§ **Job**
Count how many lines hold the string "https". Answer with that number and nothing more.

[Collected data entries]
— start —
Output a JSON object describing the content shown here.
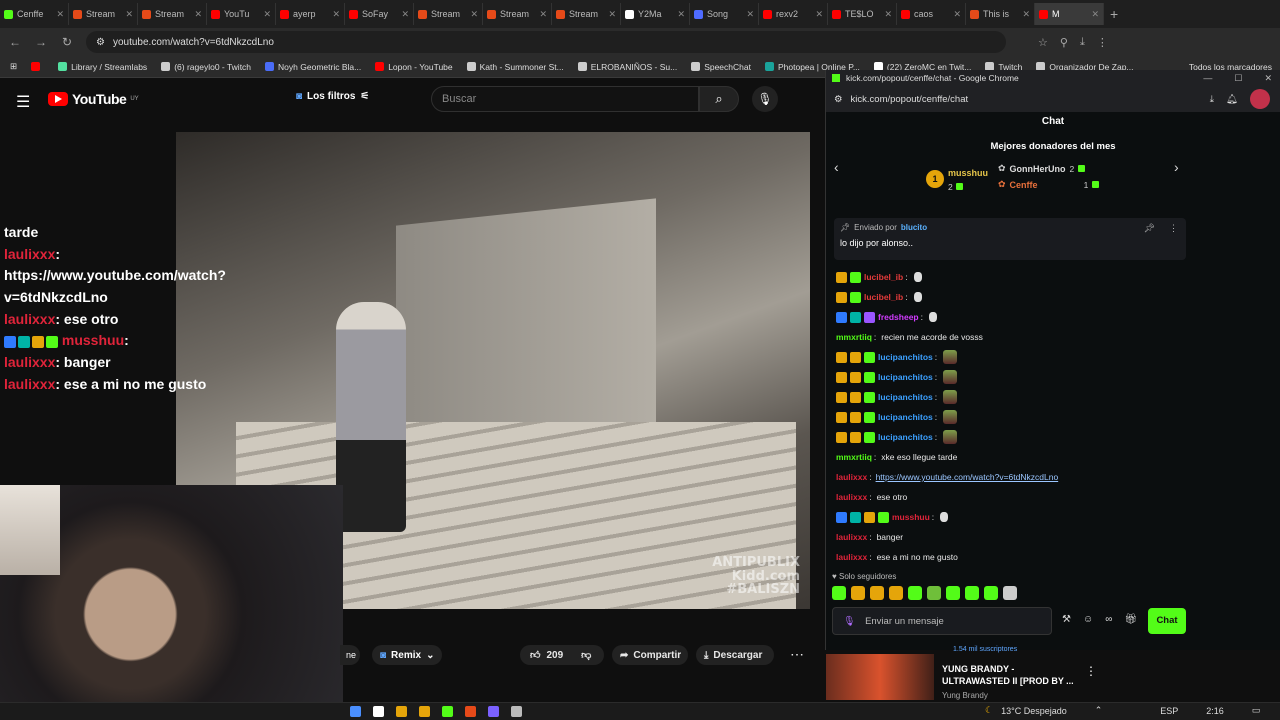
{
  "browser": {
    "tabs": [
      {
        "label": "Cenffe",
        "color": "#53fc18"
      },
      {
        "label": "Stream",
        "color": "#e64a19"
      },
      {
        "label": "Stream",
        "color": "#e64a19"
      },
      {
        "label": "YouTu",
        "color": "#ff0000"
      },
      {
        "label": "ayerp",
        "color": "#ff0000"
      },
      {
        "label": "SoFay",
        "color": "#ff0000"
      },
      {
        "label": "Stream",
        "color": "#e64a19"
      },
      {
        "label": "Stream",
        "color": "#e64a19"
      },
      {
        "label": "Stream",
        "color": "#e64a19"
      },
      {
        "label": "Y2Ma",
        "color": "#ffffff"
      },
      {
        "label": "Song",
        "color": "#4f6bff"
      },
      {
        "label": "rexv2",
        "color": "#ff0000"
      },
      {
        "label": "TE$LO",
        "color": "#ff0000"
      },
      {
        "label": "caos",
        "color": "#ff0000"
      },
      {
        "label": "This is",
        "color": "#e64a19"
      },
      {
        "label": "M",
        "color": "#ff0000"
      }
    ],
    "url": "youtube.com/watch?v=6tdNkzcdLno",
    "bookmarks": [
      {
        "label": "",
        "color": "#ff0000"
      },
      {
        "label": "Library / Streamlabs",
        "color": "#53e0a0"
      },
      {
        "label": "(6) rageylo0 - Twitch",
        "color": "#cccccc"
      },
      {
        "label": "Noyh Geometric Bla...",
        "color": "#4a6cf7"
      },
      {
        "label": "Lopon - YouTube",
        "color": "#ff0000"
      },
      {
        "label": "Kath - Summoner St...",
        "color": "#cccccc"
      },
      {
        "label": "ELROBANIÑOS - Su...",
        "color": "#cccccc"
      },
      {
        "label": "SpeechChat",
        "color": "#cccccc"
      },
      {
        "label": "Photopea | Online P...",
        "color": "#1aa39b"
      },
      {
        "label": "(22) ZeroMC en Twit...",
        "color": "#ffffff"
      },
      {
        "label": "Twitch",
        "color": "#cccccc"
      },
      {
        "label": "Organizador De Zap...",
        "color": "#cccccc"
      }
    ],
    "all_bookmarks": "Todos los marcadores"
  },
  "youtube": {
    "logo": "YouTube",
    "logo_sup": "UY",
    "filters_label": "Los filtros",
    "search_placeholder": "Buscar",
    "watermark": "ANTIPUBLIX\nKidd.com\n#BALISZN",
    "remix_label": "Remix",
    "like_count": "209",
    "share_label": "Compartir",
    "download_label": "Descargar",
    "partial_tab": "ne"
  },
  "overlay_chat": [
    {
      "user": "",
      "text": "tarde"
    },
    {
      "user": "laulixxx",
      "text": ": https://www.youtube.com/watch?v=6tdNkzcdLno"
    },
    {
      "user": "laulixxx",
      "text": ": ese otro"
    },
    {
      "user": "musshuu",
      "text": ":",
      "badges": true
    },
    {
      "user": "laulixxx",
      "text": ": banger"
    },
    {
      "user": "laulixxx",
      "text": ": ese a mi no me gusto"
    }
  ],
  "popup": {
    "window_title": "kick.com/popout/cenffe/chat - Google Chrome",
    "url": "kick.com/popout/cenffe/chat",
    "chat_title": "Chat",
    "donors_title": "Mejores donadores del mes",
    "donors": [
      {
        "rank": "1",
        "name": "musshuu",
        "value": "2"
      },
      {
        "name": "GonnHerUno",
        "value": "2"
      },
      {
        "name": "Cenffe",
        "value": "1"
      }
    ],
    "pinned": {
      "prefix": "Enviado por",
      "by": "blucito",
      "message": "lo dijo por alonso.."
    },
    "messages": [
      {
        "user": "lucibel_ib",
        "color": "#e43b3b",
        "text": "",
        "emote": "w",
        "badges": [
          "#e5a50a",
          "#53fc18"
        ]
      },
      {
        "user": "lucibel_ib",
        "color": "#e43b3b",
        "text": "",
        "emote": "w",
        "badges": [
          "#e5a50a",
          "#53fc18"
        ]
      },
      {
        "user": "fredsheep",
        "color": "#d23bff",
        "text": "",
        "emote": "w",
        "badges": [
          "#2f7bff",
          "#00b3a6",
          "#9a55ff"
        ]
      },
      {
        "user": "mmxrtiiq",
        "color": "#53fc18",
        "text": "recien me acorde de vosss",
        "emote": "",
        "badges": []
      },
      {
        "user": "lucipanchitos",
        "color": "#3ca0ff",
        "text": "",
        "emote": "e",
        "badges": [
          "#e5a50a",
          "#e5a50a",
          "#53fc18"
        ]
      },
      {
        "user": "lucipanchitos",
        "color": "#3ca0ff",
        "text": "",
        "emote": "e",
        "badges": [
          "#e5a50a",
          "#e5a50a",
          "#53fc18"
        ]
      },
      {
        "user": "lucipanchitos",
        "color": "#3ca0ff",
        "text": "",
        "emote": "e",
        "badges": [
          "#e5a50a",
          "#e5a50a",
          "#53fc18"
        ]
      },
      {
        "user": "lucipanchitos",
        "color": "#3ca0ff",
        "text": "",
        "emote": "e",
        "badges": [
          "#e5a50a",
          "#e5a50a",
          "#53fc18"
        ]
      },
      {
        "user": "lucipanchitos",
        "color": "#3ca0ff",
        "text": "",
        "emote": "e",
        "badges": [
          "#e5a50a",
          "#e5a50a",
          "#53fc18"
        ]
      },
      {
        "user": "mmxrtiiq",
        "color": "#53fc18",
        "text": "xke eso llegue tarde",
        "emote": "",
        "badges": []
      },
      {
        "user": "laulixxx",
        "color": "#e0243a",
        "text": "",
        "link": "https://www.youtube.com/watch?v=6tdNkzcdLno",
        "emote": "",
        "badges": []
      },
      {
        "user": "laulixxx",
        "color": "#e0243a",
        "text": "ese otro",
        "emote": "",
        "badges": []
      },
      {
        "user": "musshuu",
        "color": "#e0243a",
        "text": "",
        "emote": "w",
        "badges": [
          "#2f7bff",
          "#00b3a6",
          "#e5a50a",
          "#53fc18"
        ]
      },
      {
        "user": "laulixxx",
        "color": "#e0243a",
        "text": "banger",
        "emote": "",
        "badges": []
      },
      {
        "user": "laulixxx",
        "color": "#e0243a",
        "text": "ese a mi no me gusto",
        "emote": "",
        "badges": []
      }
    ],
    "followers_only": "Solo seguidores",
    "emote_colors": [
      "#53fc18",
      "#e5a50a",
      "#e5a50a",
      "#e5a50a",
      "#53fc18",
      "#6fbf3a",
      "#53fc18",
      "#53fc18",
      "#53fc18",
      "#cccccc"
    ],
    "message_placeholder": "Enviar un mensaje",
    "chat_button": "Chat"
  },
  "suggested": {
    "subs": "1.54 mil suscriptores",
    "title": "YUNG BRANDY - ULTRAWASTED II [PROD BY ...",
    "channel": "Yung Brandy"
  },
  "taskbar": {
    "icon_colors": [
      "#4a8fff",
      "#ffffff",
      "#e5a50a",
      "#e5a50a",
      "#53fc18",
      "#e64a19",
      "#7b61ff",
      "#bbbbbb"
    ],
    "weather": "13°C  Despejado",
    "language": "ESP",
    "time": "2:16"
  }
}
— end —
§ **Correct answer**
2